Karel Leendert Miljon (17 September 1903, Amsterdam – 8 February 1984, Bennebroek) was a Dutch boxer, who won the bronze medal in the light heavyweight division at the 1928 Summer Olympics in Amsterdam.

Miljon won the Dutch title eleven times, and also participated in the 1924 Summer Olympics in Paris, where he was eliminated in the first round of the light heavyweight competition after losing his fight against the upcoming gold medalist Harry Mitchell.

1928 Olympic results 
Below is the record of Karel Miljon, a Dutch light heavyweight boxer who competed at the 1928 Amsterdam Olympics:

Round of 16: Defeated Emil Johansson (Sweden) on points
Quarterfinal: Defeated Alfred Jackson (Great Britain) on points
Semifinal: Lost to Ernst Pistulla (Germany) on points
Bronze Medal Bout: Defeated Don McCorkindale (South Africa) on points (was awarded bronze medal)

+ + + + + + +

TASK INSTRUCTIONS: In the text about Karel Miljon, who defeated him in the semifinal at the 1928 Olympics?

+ + + + + + +

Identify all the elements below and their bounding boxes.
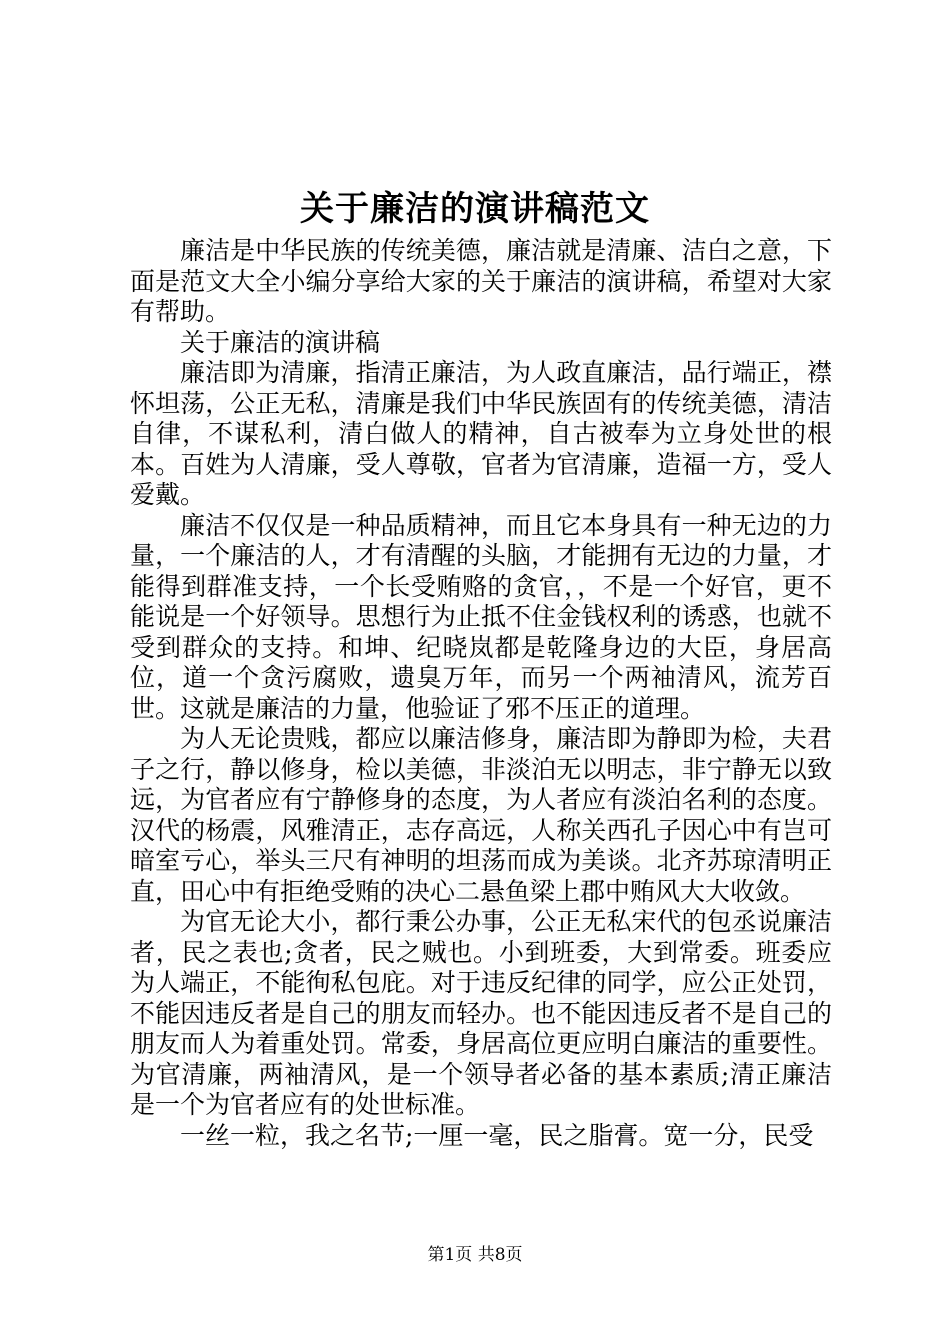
paragraph-intro: 廉洁是中华民族的传统美德，廉洁就是清廉、洁白之意，下面是范文大全小编分享给大家的关于廉洁的演讲稿，希望对大家有帮助。 [130,236,832,326]
document-title: 关于廉洁的演讲稿范文 [300,189,650,229]
paragraph: 廉洁不仅仅是一种品质精神，而且它本身具有一种无边的力量，一个廉洁的人，才有清醒的头脑，才能拥有无边的力量，才能得到群准支持，一个长受贿赂的贪官，，不是一个好官，更不能说是一个好领导。思想行为止抵不住金钱权利的诱惑，也就不受到群众的支持。和坤、纪晓岚都是乾隆身边的大臣，身居高位，道一个贪污腐败，遗臭万年，而另一个两袖清风，流芳百世。这就是廉洁的力量，他验证了邪不压正的道理。 [130,510,832,723]
paragraph: 为官无论大小，都行秉公办事，公正无私宋代的包丞说廉洁者，民之表也;贪者，民之贼也。小到班委，大到常委。班委应为人端正，不能徇私包庇。对于违反纪律的同学，应公正处罚，不能因违反者是自己的朋友而轻办。也不能因违反者不是自己的朋友而人为着重处罚。常委，身居高位更应明白廉洁的重要性。为官清廉，两袖清风，是一个领导者必备的基本素质;清正廉洁是一个为官者应有的处世标准。 [130,907,832,1119]
paragraph: 廉洁即为清廉，指清正廉洁，为人政直廉洁，品行端正，襟怀坦荡，公正无私，清廉是我们中华民族固有的传统美德，清洁自律，不谋私利，清白做人的精神，自古被奉为立身处世的根本。百姓为人清廉，受人尊敬，官者为官清廉，造福一方，受人爱戴。 [130,358,832,509]
paragraph-subtitle: 关于廉洁的演讲稿 [180,327,381,357]
paragraph: 一丝一粒，我之名节;一厘一毫，民之脂膏。宽一分，民受 [180,1120,814,1150]
page-footer: 第1页 共8页 [427,1245,523,1265]
document-body [130,236,832,1151]
paragraph: 为人无论贵贱，都应以廉洁修身，廉洁即为静即为检，夫君子之行，静以修身，检以美德，非淡泊无以明志，非宁静无以致远，为官者应有宁静修身的态度，为人者应有淡泊名利的态度。汉代的杨震，风雅清正，志存高远，人称关西孔子因心中有岂可暗室亏心，举头三尺有神明的坦荡而成为美谈。北齐苏琼清明正直，田心中有拒绝受贿的决心二悬鱼梁上郡中贿风大大收敛。 [130,724,832,906]
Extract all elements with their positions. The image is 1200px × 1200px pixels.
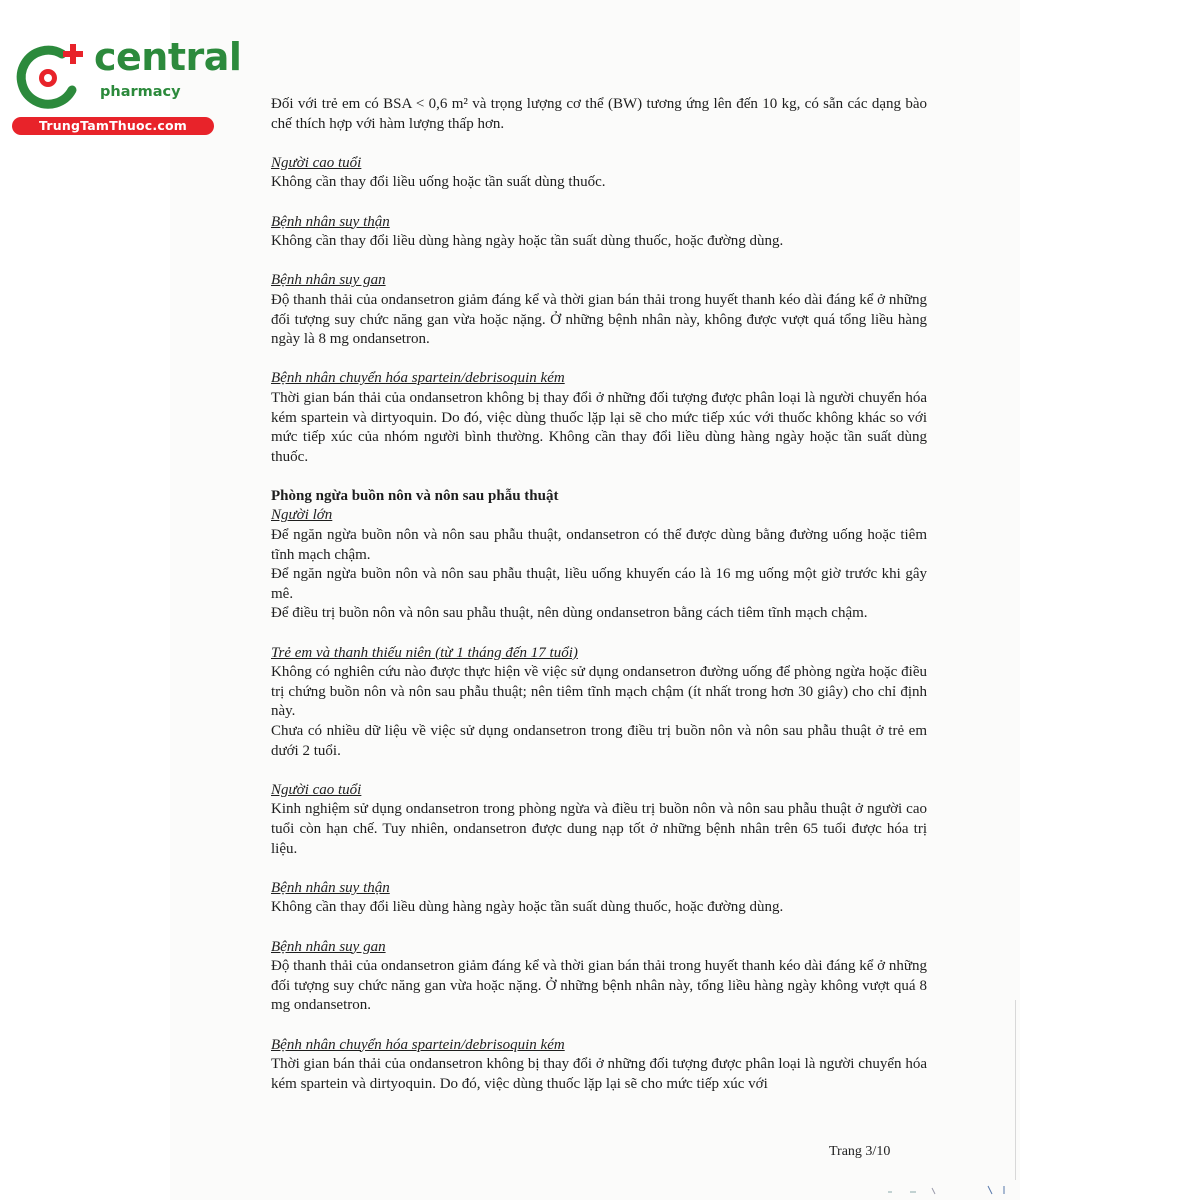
document-section <box>271 1036 927 1095</box>
logo-url-badge: TrungTamThuoc.com <box>12 117 214 135</box>
section-subheading: Bệnh nhân chuyển hóa spartein/debrisoquin kém <box>271 1036 565 1053</box>
paragraph: Không cần thay đổi liều uống hoặc tần suất dùng thuốc. <box>271 174 606 191</box>
section-subheading: Người cao tuổi <box>271 781 362 798</box>
document-section <box>271 95 927 134</box>
paragraph: Độ thanh thải của ondansetron giảm đáng kể và thời gian bán thải trong huyết thanh kéo dài đáng kể ở những đối tượng suy chức năng gan vừa hoặc nặng. Ở những bệnh nhân này, tổng liều hàng ngày không vượt quá 8 mg ondansetron. <box>271 958 927 1014</box>
document-section <box>271 879 927 918</box>
paragraph: Thời gian bán thải của ondansetron không bị thay đổi ở những đối tượng được phân loại là người chuyển hóa kém spartein và dirtyoquin. Do đó, việc dùng thuốc lặp lại sẽ cho mức tiếp xúc với thuốc không khác so với mức tiếp xúc của nhóm người bình thường. Không cần thay đổi liều dùng hàng ngày hoặc tần suất dùng thuốc. <box>271 389 927 465</box>
document-section <box>271 644 927 762</box>
document-section <box>271 781 927 859</box>
pharmacy-logo[interactable] <box>8 35 242 136</box>
scan-artifact-marks <box>880 1176 1020 1196</box>
section-heading: Phòng ngừa buồn nôn và nôn sau phẫu thuật <box>271 487 559 504</box>
paragraph: Kinh nghiệm sử dụng ondansetron trong phòng ngừa và điều trị buồn nôn và nôn sau phẫu thuật ở người cao tuổi còn hạn chế. Tuy nhiên, ondansetron được dung nạp tốt ở những bệnh nhân trên 65 tuổi được hóa trị liệu. <box>271 801 927 857</box>
paragraph: Không cần thay đổi liều dùng hàng ngày hoặc tần suất dùng thuốc, hoặc đường dùng. <box>271 899 784 916</box>
paragraph: Độ thanh thải của ondansetron giảm đáng kể và thời gian bán thải trong huyết thanh kéo dài đáng kể ở những đối tượng suy chức năng gan vừa hoặc nặng. Ở những bệnh nhân này, không được vượt quá tổng liều hàng ngày là 8 mg ondansetron. <box>271 291 927 348</box>
document-section <box>271 369 927 467</box>
paragraph: Để điều trị buồn nôn và nôn sau phẫu thuật, nên dùng ondansetron bằng cách tiêm tĩnh mạch chậm. <box>271 605 868 622</box>
document-section <box>271 271 927 349</box>
paragraph: Không có nghiên cứu nào được thực hiện về việc sử dụng ondansetron đường uống để phòng ngừa hoặc điều trị chứng buồn nôn và nôn sau phẫu thuật; nên tiêm tĩnh mạch chậm (ít nhất trong hơn 30 giây) cho chỉ định này. <box>271 664 927 720</box>
section-subheading: Bệnh nhân suy thận <box>271 213 390 230</box>
document-section <box>271 487 927 624</box>
logo-name: central <box>94 35 242 79</box>
section-subheading: Bệnh nhân suy thận <box>271 879 390 896</box>
paragraph: Không cần thay đổi liều dùng hàng ngày hoặc tần suất dùng thuốc, hoặc đường dùng. <box>271 233 784 250</box>
document-section <box>271 154 927 193</box>
section-subheading: Người cao tuổi <box>271 154 362 171</box>
section-subheading: Bệnh nhân suy gan <box>271 938 386 955</box>
paragraph: Chưa có nhiều dữ liệu về việc sử dụng ondansetron trong điều trị buồn nôn và nôn sau phẫu thuật ở trẻ em dưới 2 tuổi. <box>271 723 927 759</box>
document-body <box>271 95 927 1114</box>
section-subheading: Trẻ em và thanh thiếu niên (từ 1 tháng đến 17 tuổi) <box>271 644 578 661</box>
document-section <box>271 213 927 252</box>
document-section <box>271 938 927 1016</box>
page-edge <box>1015 1000 1016 1180</box>
logo-subtitle: pharmacy <box>100 84 181 100</box>
section-subheading: Người lớn <box>271 507 333 524</box>
central-pharmacy-logo-mark-icon <box>12 40 88 112</box>
paragraph: Để ngăn ngừa buồn nôn và nôn sau phẫu thuật, ondansetron có thể được dùng bằng đường uống hoặc tiêm tĩnh mạch chậm. <box>271 527 927 563</box>
section-subheading: Bệnh nhân chuyển hóa spartein/debrisoquin kém <box>271 370 565 387</box>
paragraph: Để ngăn ngừa buồn nôn và nôn sau phẫu thuật, liều uống khuyến cáo là 16 mg uống một giờ trước khi gây mê. <box>271 566 927 602</box>
section-subheading: Bệnh nhân suy gan <box>271 272 386 289</box>
page-number: Trang 3/10 <box>829 1144 891 1159</box>
paragraph: Đối với trẻ em có BSA < 0,6 m² và trọng lượng cơ thể (BW) tương ứng lên đến 10 kg, có sẵn các dạng bào chế thích hợp với hàm lượng thấp hơn. <box>271 96 927 132</box>
paragraph: Thời gian bán thải của ondansetron không bị thay đổi ở những đối tượng được phân loại là người chuyển hóa kém spartein và dirtyoquin. Do đó, việc dùng thuốc lặp lại sẽ cho mức tiếp xúc với <box>271 1056 927 1092</box>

+ + + + + + +

TASK RESULT: Ernst Pistulla of Germany